-- start of Data supplied --

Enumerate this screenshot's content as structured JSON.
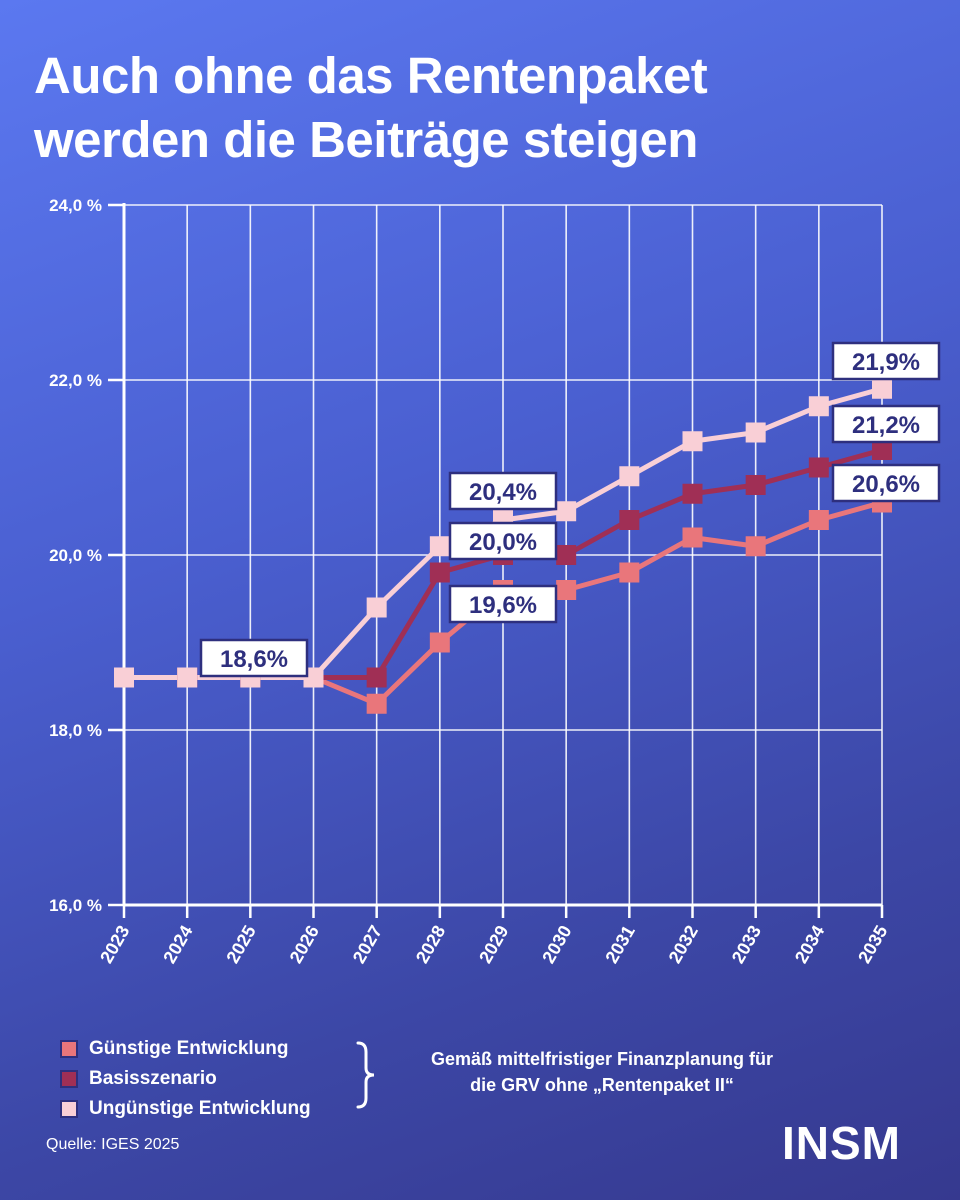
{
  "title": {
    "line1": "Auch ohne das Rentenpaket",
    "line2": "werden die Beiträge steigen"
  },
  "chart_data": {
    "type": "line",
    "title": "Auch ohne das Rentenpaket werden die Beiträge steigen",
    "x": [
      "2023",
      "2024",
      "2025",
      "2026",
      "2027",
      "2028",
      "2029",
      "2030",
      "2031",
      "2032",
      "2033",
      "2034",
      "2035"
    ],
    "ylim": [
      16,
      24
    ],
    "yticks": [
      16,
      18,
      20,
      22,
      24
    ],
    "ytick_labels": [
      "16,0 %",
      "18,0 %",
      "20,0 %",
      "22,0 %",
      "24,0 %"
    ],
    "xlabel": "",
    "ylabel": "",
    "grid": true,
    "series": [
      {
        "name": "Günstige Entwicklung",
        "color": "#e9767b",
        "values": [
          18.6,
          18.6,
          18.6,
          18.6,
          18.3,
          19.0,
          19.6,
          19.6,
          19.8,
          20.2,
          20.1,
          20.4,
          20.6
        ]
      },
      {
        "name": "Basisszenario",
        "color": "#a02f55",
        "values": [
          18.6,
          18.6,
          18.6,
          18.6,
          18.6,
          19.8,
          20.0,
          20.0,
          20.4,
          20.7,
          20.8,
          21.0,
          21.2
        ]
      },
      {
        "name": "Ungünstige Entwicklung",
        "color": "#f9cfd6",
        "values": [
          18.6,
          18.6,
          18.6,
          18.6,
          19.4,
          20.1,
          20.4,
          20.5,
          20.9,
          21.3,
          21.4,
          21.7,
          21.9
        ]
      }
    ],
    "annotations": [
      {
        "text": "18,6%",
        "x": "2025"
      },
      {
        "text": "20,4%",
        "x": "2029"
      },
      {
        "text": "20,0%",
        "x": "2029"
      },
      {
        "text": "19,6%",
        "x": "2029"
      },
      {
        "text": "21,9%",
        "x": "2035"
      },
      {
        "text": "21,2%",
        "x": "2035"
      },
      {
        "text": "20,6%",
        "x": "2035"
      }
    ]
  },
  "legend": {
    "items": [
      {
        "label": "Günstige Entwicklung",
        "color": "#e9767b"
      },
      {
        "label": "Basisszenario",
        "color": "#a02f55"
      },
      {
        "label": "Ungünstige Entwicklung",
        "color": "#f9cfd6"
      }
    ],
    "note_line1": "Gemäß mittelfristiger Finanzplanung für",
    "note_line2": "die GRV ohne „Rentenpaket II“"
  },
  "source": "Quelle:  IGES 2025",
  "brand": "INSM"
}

-- end of Data supplied --

▶ **Task directions**: Lines containing the word "color" are to be tallied; report only the total.

▶ **The output**: 6